THE PROBLEM: Collect every line that includes the string "Empregador".

SOURCE RECORDS:
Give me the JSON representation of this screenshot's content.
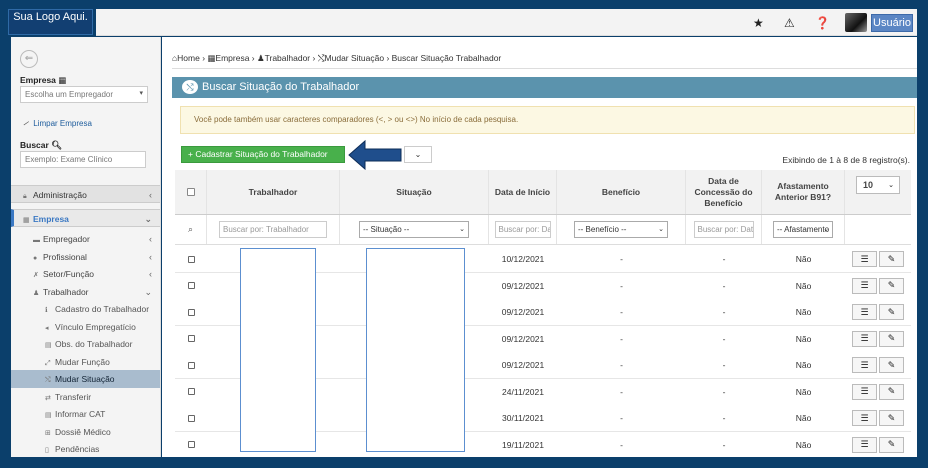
{
  "header": {
    "logo_text": "Sua Logo Aqui.",
    "user_label": "Usuário"
  },
  "sidebar": {
    "empresa_label": "Empresa",
    "empresa_placeholder": "Escolha um Empregador",
    "limpar_label": "Limpar Empresa",
    "buscar_label": "Buscar",
    "buscar_placeholder": "Exemplo: Exame Clínico",
    "menu": {
      "administracao": "Administração",
      "empresa": "Empresa",
      "empregador": "Empregador",
      "profissional": "Profissional",
      "setor_funcao": "Setor/Função",
      "trabalhador": "Trabalhador",
      "cadastro_trabalhador": "Cadastro do Trabalhador",
      "vinculo": "Vínculo Empregatício",
      "obs_trabalhador": "Obs. do Trabalhador",
      "mudar_funcao": "Mudar Função",
      "mudar_situacao": "Mudar Situação",
      "transferir": "Transferir",
      "informar_cat": "Informar CAT",
      "dossie": "Dossiê Médico",
      "pendencias": "Pendências"
    }
  },
  "breadcrumb": {
    "home": "Home",
    "empresa": "Empresa",
    "trabalhador": "Trabalhador",
    "mudar_situacao": "Mudar Situação",
    "current": "Buscar Situação Trabalhador"
  },
  "panel": {
    "title": "Buscar Situação do Trabalhador",
    "info": "Você pode também usar caracteres comparadores (<, > ou <>) No início de cada pesquisa.",
    "add_button": "+ Cadastrar Situação do Trabalhador",
    "exibindo": "Exibindo de 1 à 8 de 8 registro(s)."
  },
  "table": {
    "columns": {
      "trabalhador": "Trabalhador",
      "situacao": "Situação",
      "data_inicio": "Data de Início",
      "beneficio": "Benefício",
      "data_concessao": "Data de Concessão do Benefício",
      "afastamento": "Afastamento Anterior B91?"
    },
    "page_length": "10",
    "filters": {
      "trabalhador_placeholder": "Buscar por: Trabalhador",
      "situacao_value": "-- Situação --",
      "data_inicio_placeholder": "Buscar por: Data",
      "beneficio_value": "-- Benefício --",
      "data_concessao_placeholder": "Buscar por: Data",
      "afastamento_value": "-- Afastamento"
    },
    "rows": [
      {
        "data_inicio": "10/12/2021",
        "beneficio": "-",
        "data_concessao": "-",
        "afastamento": "Não"
      },
      {
        "data_inicio": "09/12/2021",
        "beneficio": "-",
        "data_concessao": "-",
        "afastamento": "Não"
      },
      {
        "data_inicio": "09/12/2021",
        "beneficio": "-",
        "data_concessao": "-",
        "afastamento": "Não"
      },
      {
        "data_inicio": "09/12/2021",
        "beneficio": "-",
        "data_concessao": "-",
        "afastamento": "Não"
      },
      {
        "data_inicio": "09/12/2021",
        "beneficio": "-",
        "data_concessao": "-",
        "afastamento": "Não"
      },
      {
        "data_inicio": "24/11/2021",
        "beneficio": "-",
        "data_concessao": "-",
        "afastamento": "Não"
      },
      {
        "data_inicio": "30/11/2021",
        "beneficio": "-",
        "data_concessao": "-",
        "afastamento": "Não"
      },
      {
        "data_inicio": "19/11/2021",
        "beneficio": "-",
        "data_concessao": "-",
        "afastamento": "Não"
      }
    ]
  },
  "colors": {
    "accent": "#5b93ad",
    "success": "#48b04b",
    "brand": "#123f72"
  }
}
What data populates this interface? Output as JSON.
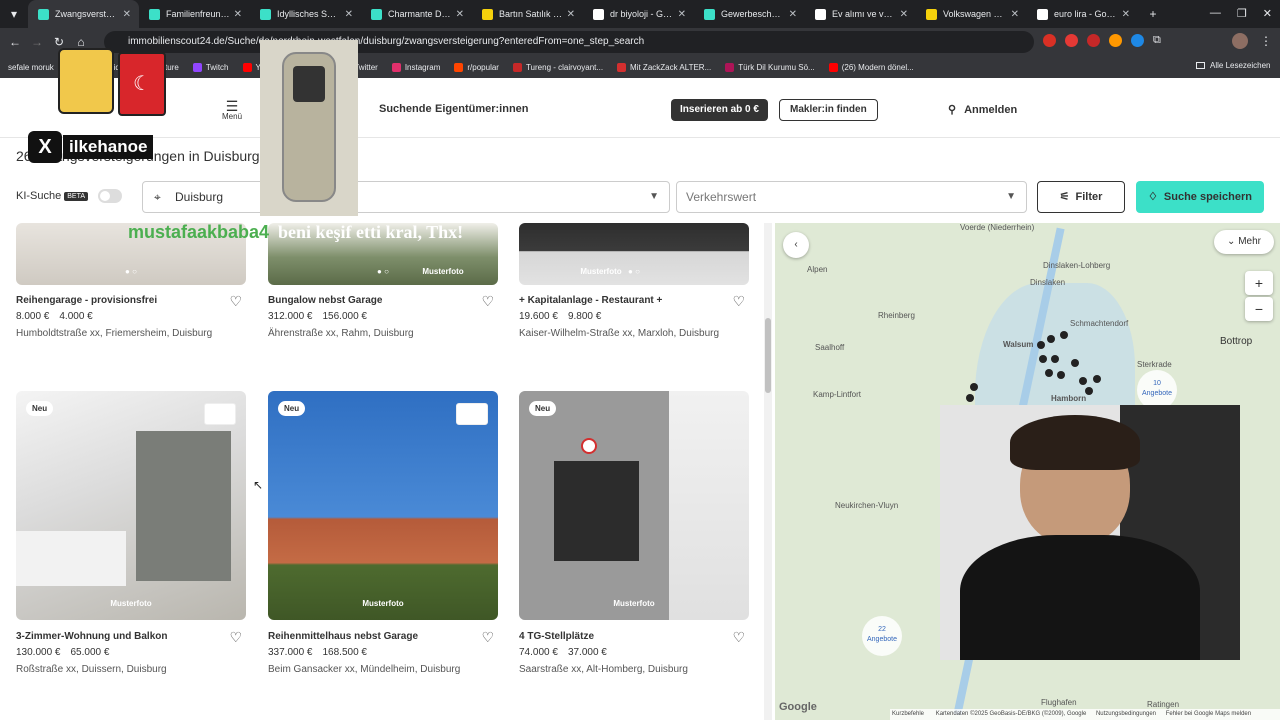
{
  "browser": {
    "tabs": [
      {
        "title": "Zwangsversteigerung",
        "color": "#3ce0c8"
      },
      {
        "title": "Familienfreundliche",
        "color": "#3ce0c8"
      },
      {
        "title": "Idyllisches Sanier",
        "color": "#3ce0c8"
      },
      {
        "title": "Charmante Dopp",
        "color": "#3ce0c8"
      },
      {
        "title": "Bartın Satılık Villa",
        "color": "#f5d10c"
      },
      {
        "title": "dr biyoloji - Goog",
        "color": "#ffffff"
      },
      {
        "title": "Gewerbeschein e",
        "color": "#3ce0c8"
      },
      {
        "title": "Ev alımı ve vergile",
        "color": "#ffffff"
      },
      {
        "title": "Volkswagen Cadd",
        "color": "#f5d10c"
      },
      {
        "title": "euro lira - Google",
        "color": "#ffffff"
      }
    ],
    "new_tab": "+",
    "url": "immobilienscout24.de/Suche/de/nordrhein-westfalen/duisburg/zwangsversteigerung?enteredFrom=one_step_search",
    "bookmarks": [
      "sefale moruk",
      "ki",
      "idee",
      "Future",
      "Twitch",
      "YouTube",
      "Startseite / Twitter",
      "Instagram",
      "r/popular",
      "Tureng - clairvoyant...",
      "Mit ZackZack ALTER...",
      "Türk Dil Kurumu Sö...",
      "(26) Modern dönel..."
    ],
    "all_bookmarks": "Alle Lesezeichen"
  },
  "header": {
    "menu": "Menü",
    "nav": [
      "Suchende",
      "Eigentümer:innen"
    ],
    "insert_btn": "Inserieren ab 0 €",
    "agent_btn": "Makler:in finden",
    "login": "Anmelden"
  },
  "page_title": "26 Zwangsversteigerungen in Duisburg",
  "search": {
    "ki_label": "KI-Suche",
    "beta": "BETA",
    "location": "Duisburg",
    "value_placeholder": "Verkehrswert",
    "filter": "Filter",
    "save": "Suche speichern"
  },
  "listings": [
    {
      "title": "Reihengarage - provisionsfrei",
      "price1": "8.000 €",
      "price2": "4.000 €",
      "addr": "Humboldtstraße xx, Friemersheim, Duisburg",
      "badge": "",
      "musterfoto": ""
    },
    {
      "title": "Bungalow nebst Garage",
      "price1": "312.000 €",
      "price2": "156.000 €",
      "addr": "Ährenstraße xx, Rahm, Duisburg",
      "badge": "",
      "musterfoto": "Musterfoto"
    },
    {
      "title": "+ Kapitalanlage - Restaurant +",
      "price1": "19.600 €",
      "price2": "9.800 €",
      "addr": "Kaiser-Wilhelm-Straße xx, Marxloh, Duisburg",
      "badge": "",
      "musterfoto": "Musterfoto"
    },
    {
      "title": "3-Zimmer-Wohnung und Balkon",
      "price1": "130.000 €",
      "price2": "65.000 €",
      "addr": "Roßstraße xx, Duissern, Duisburg",
      "badge": "Neu",
      "musterfoto": "Musterfoto"
    },
    {
      "title": "Reihenmittelhaus nebst Garage",
      "price1": "337.000 €",
      "price2": "168.500 €",
      "addr": "Beim Gansacker xx, Mündelheim, Duisburg",
      "badge": "Neu",
      "musterfoto": "Musterfoto"
    },
    {
      "title": "4 TG-Stellplätze",
      "price1": "74.000 €",
      "price2": "37.000 €",
      "addr": "Saarstraße xx, Alt-Homberg, Duisburg",
      "badge": "Neu",
      "musterfoto": "Musterfoto"
    }
  ],
  "map": {
    "more": "Mehr",
    "labels": [
      "Voerde (Niederrhein)",
      "Dinslaken-Lohberg",
      "Dinslaken",
      "Alpen",
      "Rheinberg",
      "Schmachtendorf",
      "Saalhoff",
      "Walsum",
      "Bottrop",
      "Sterkrade",
      "Kamp-Lintfort",
      "Hamborn",
      "Neukirchen-Vluyn",
      "Flughafen",
      "Ratingen"
    ],
    "clusters": [
      {
        "count": "10",
        "unit": "Angebote"
      },
      {
        "count": "22",
        "unit": "Angebote"
      }
    ],
    "google": "Google",
    "attribution": [
      "Kurzbefehle",
      "Kartendaten ©2025 GeoBasis-DE/BKG (©2009), Google",
      "Nutzungsbedingungen",
      "Fehler bei Google Maps melden"
    ]
  },
  "overlays": {
    "x_handle": "ilkehanoe",
    "text1": "mustafaakbaba4",
    "text2": "beni keşif etti kral, Thx!"
  },
  "colors": {
    "accent": "#3ce0c8",
    "dark": "#333333"
  }
}
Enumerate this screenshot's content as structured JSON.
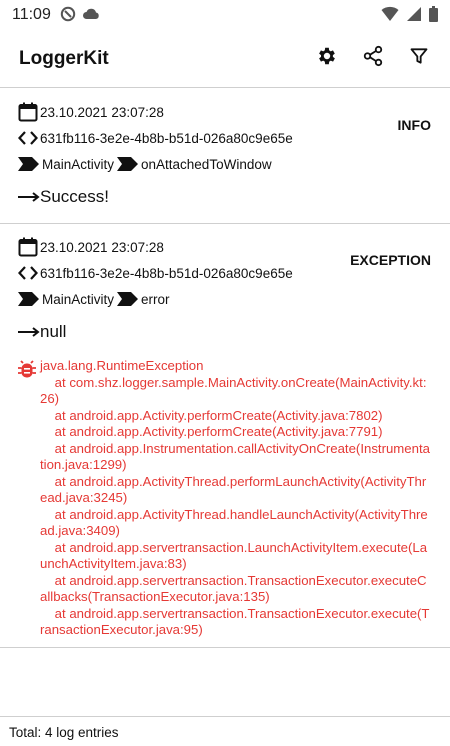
{
  "status_bar": {
    "time": "11:09",
    "left_icons": [
      "vpn-icon",
      "cloud-icon"
    ],
    "right_icons": [
      "wifi-icon",
      "signal-icon",
      "battery-icon"
    ]
  },
  "app_bar": {
    "title": "LoggerKit",
    "actions": [
      "gear-icon",
      "share-icon",
      "filter-icon"
    ]
  },
  "entries": [
    {
      "date": "23.10.2021 23:07:28",
      "session": "631fb116-3e2e-4b8b-b51d-026a80c9e65e",
      "class": "MainActivity",
      "method": "onAttachedToWindow",
      "level": "INFO",
      "message": "Success!"
    },
    {
      "date": "23.10.2021 23:07:28",
      "session": "631fb116-3e2e-4b8b-b51d-026a80c9e65e",
      "class": "MainActivity",
      "method": "error",
      "level": "EXCEPTION",
      "message": "null",
      "stacktrace": "java.lang.RuntimeException\n    at com.shz.logger.sample.MainActivity.onCreate(MainActivity.kt:26)\n    at android.app.Activity.performCreate(Activity.java:7802)\n    at android.app.Activity.performCreate(Activity.java:7791)\n    at android.app.Instrumentation.callActivityOnCreate(Instrumentation.java:1299)\n    at android.app.ActivityThread.performLaunchActivity(ActivityThread.java:3245)\n    at android.app.ActivityThread.handleLaunchActivity(ActivityThread.java:3409)\n    at android.app.servertransaction.LaunchActivityItem.execute(LaunchActivityItem.java:83)\n    at android.app.servertransaction.TransactionExecutor.executeCallbacks(TransactionExecutor.java:135)\n    at android.app.servertransaction.TransactionExecutor.execute(TransactionExecutor.java:95)"
    }
  ],
  "footer": {
    "total": "Total: 4 log entries"
  },
  "colors": {
    "exception_text": "#e53935",
    "divider": "#cfcfcf"
  }
}
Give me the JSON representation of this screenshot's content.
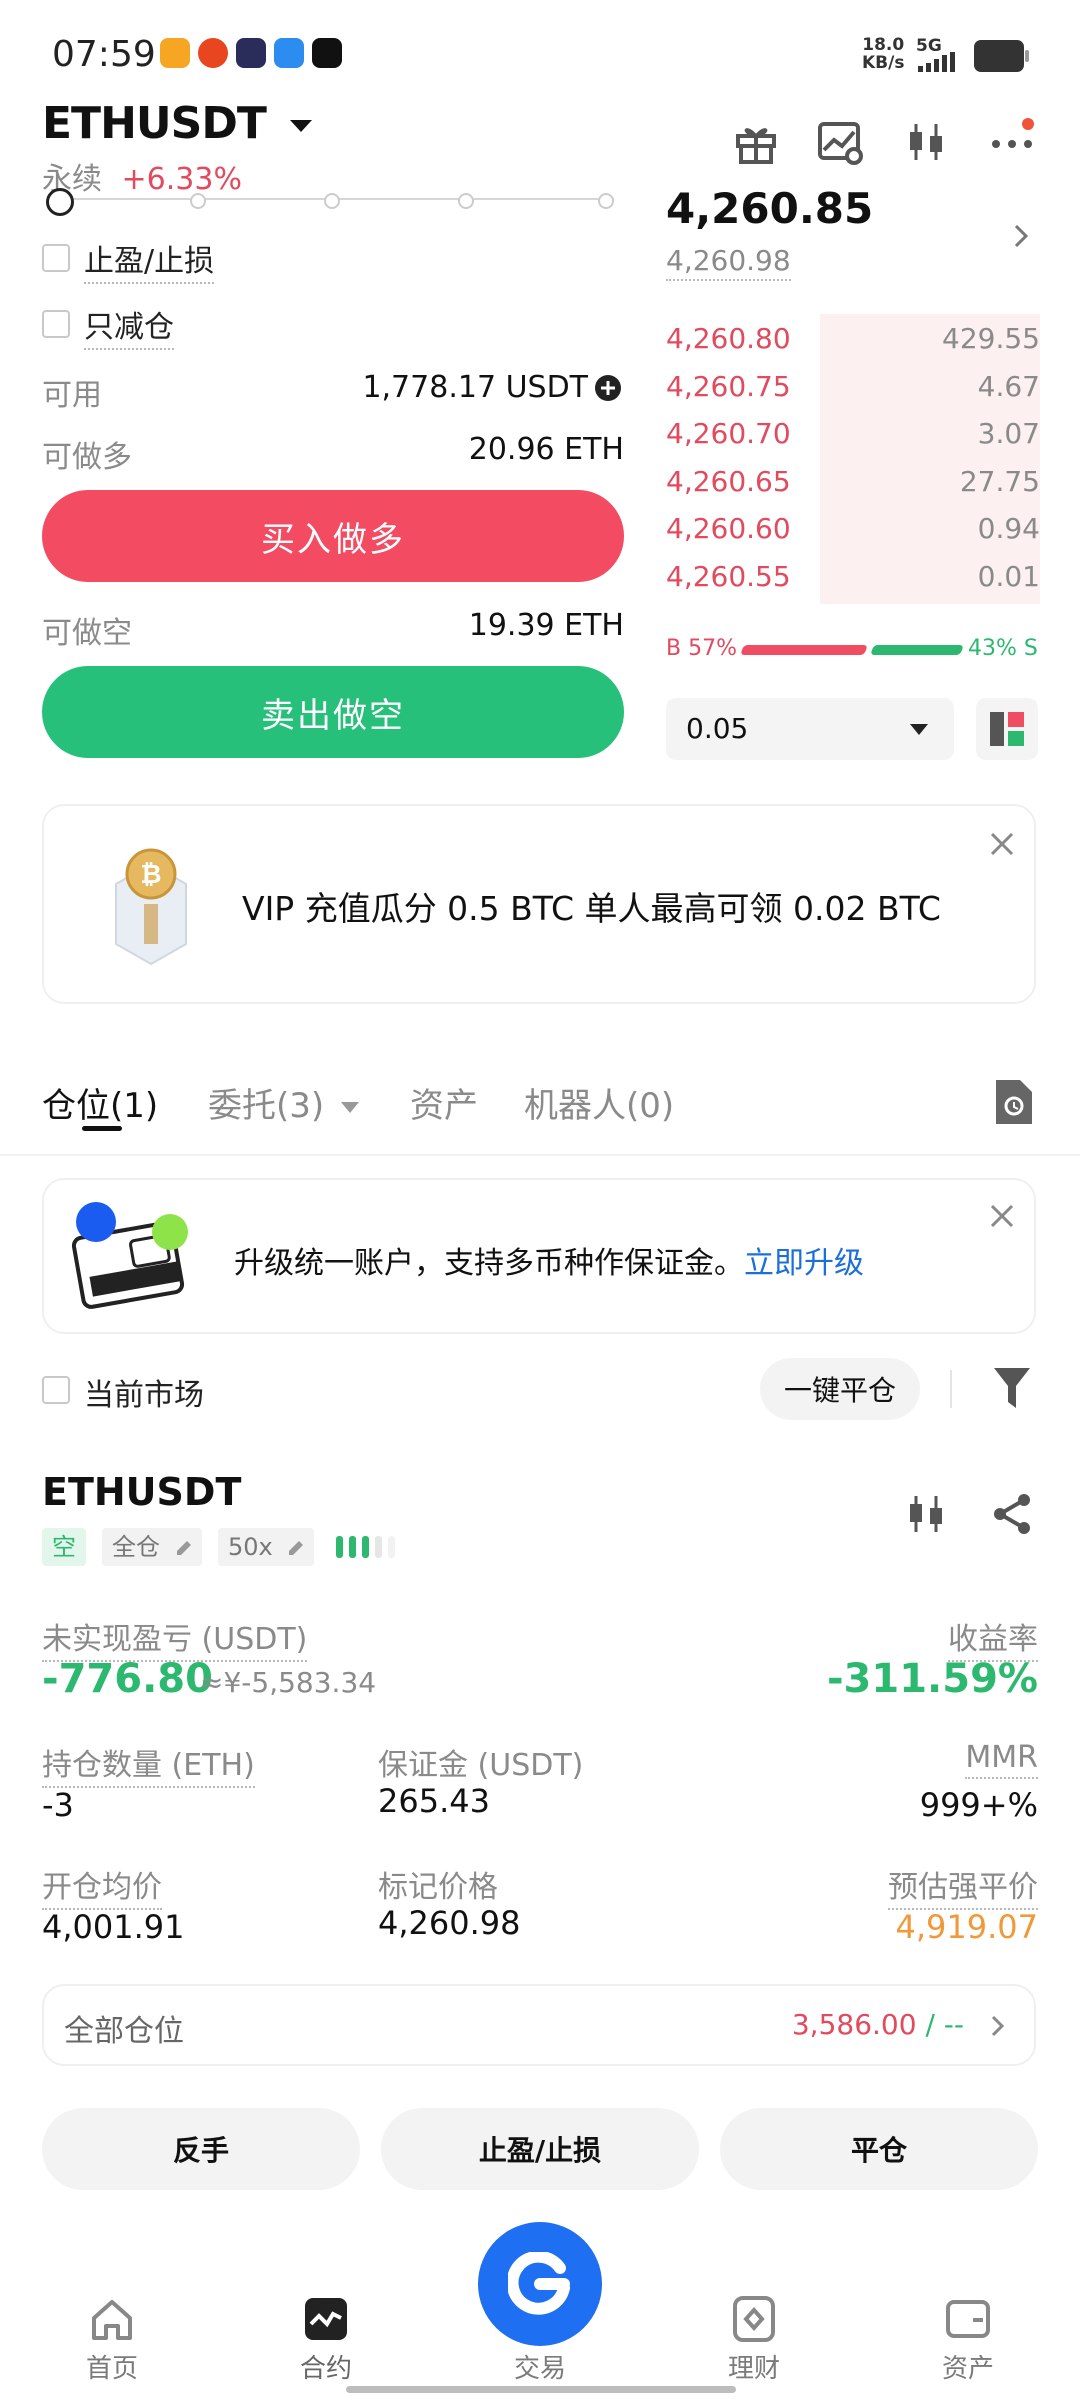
{
  "status_bar": {
    "time": "07:59",
    "net_speed_value": "18.0",
    "net_speed_unit": "KB/s",
    "network": "5G"
  },
  "header": {
    "pair": "ETHUSDT",
    "contract_type": "永续",
    "change": "+6.33%",
    "icons": [
      "gift-icon",
      "chart-settings-icon",
      "candlestick-icon",
      "more-icon"
    ]
  },
  "order_form": {
    "tp_sl_label": "止盈/止损",
    "reduce_only_label": "只减仓",
    "available_label": "可用",
    "available_value": "1,778.17 USDT",
    "long_capacity_label": "可做多",
    "long_capacity_value": "20.96 ETH",
    "buy_button": "买入做多",
    "short_capacity_label": "可做空",
    "short_capacity_value": "19.39 ETH",
    "sell_button": "卖出做空"
  },
  "order_book": {
    "last_price": "4,260.85",
    "mark_price": "4,260.98",
    "asks": [
      {
        "price": "4,260.80",
        "qty": "429.55",
        "depth": 1.0
      },
      {
        "price": "4,260.75",
        "qty": "4.67",
        "depth": 0.5
      },
      {
        "price": "4,260.70",
        "qty": "3.07",
        "depth": 0.5
      },
      {
        "price": "4,260.65",
        "qty": "27.75",
        "depth": 0.5
      },
      {
        "price": "4,260.60",
        "qty": "0.94",
        "depth": 0.5
      },
      {
        "price": "4,260.55",
        "qty": "0.01",
        "depth": 0.5
      }
    ],
    "buy_ratio": "B 57%",
    "sell_ratio": "43% S",
    "buy_ratio_value": 0.57,
    "precision_value": "0.05"
  },
  "promo_banner": {
    "text": "VIP 充值瓜分 0.5 BTC 单人最高可领 0.02 BTC"
  },
  "tabs": [
    {
      "label": "仓位",
      "count": "(1)",
      "active": true
    },
    {
      "label": "委托",
      "count": "(3)",
      "active": false
    },
    {
      "label": "资产",
      "count": "",
      "active": false
    },
    {
      "label": "机器人",
      "count": "(0)",
      "active": false
    }
  ],
  "upgrade_banner": {
    "text": "升级统一账户，支持多币种作保证金。",
    "link": "立即升级"
  },
  "filter_bar": {
    "current_market_label": "当前市场",
    "close_all_button": "一键平仓"
  },
  "position": {
    "symbol": "ETHUSDT",
    "side_tag": "空",
    "margin_mode_tag": "全仓",
    "leverage_tag": "50x",
    "unrealized_pnl_label": "未实现盈亏 (USDT)",
    "unrealized_pnl_value": "-776.80",
    "unrealized_pnl_cny": "≈¥-5,583.34",
    "roe_label": "收益率",
    "roe_value": "-311.59%",
    "size_label": "持仓数量 (ETH)",
    "size_value": "-3",
    "margin_label": "保证金 (USDT)",
    "margin_value": "265.43",
    "mmr_label": "MMR",
    "mmr_value": "999+%",
    "entry_price_label": "开仓均价",
    "entry_price_value": "4,001.91",
    "mark_price_label": "标记价格",
    "mark_price_value": "4,260.98",
    "liq_price_label": "预估强平价",
    "liq_price_value": "4,919.07",
    "all_positions_label": "全部仓位",
    "all_positions_value": "3,586.00",
    "all_positions_suffix": "/ --",
    "buttons": {
      "reverse": "反手",
      "tp_sl": "止盈/止损",
      "close": "平仓"
    }
  },
  "bottom_nav": [
    {
      "label": "首页",
      "icon": "home-icon"
    },
    {
      "label": "合约",
      "icon": "futures-icon"
    },
    {
      "label": "交易",
      "icon": "trade-icon"
    },
    {
      "label": "理财",
      "icon": "earn-icon"
    },
    {
      "label": "资产",
      "icon": "wallet-icon"
    }
  ],
  "colors": {
    "red": "#e24a5e",
    "green": "#2cb86f",
    "link_blue": "#1a6fd8",
    "trade_blue": "#1f6ff2",
    "orange": "#f0993a"
  }
}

THE SOLUTION:
    "empresa_placeholder": "Escolha um Empregador",
      "empregador": "Empregador",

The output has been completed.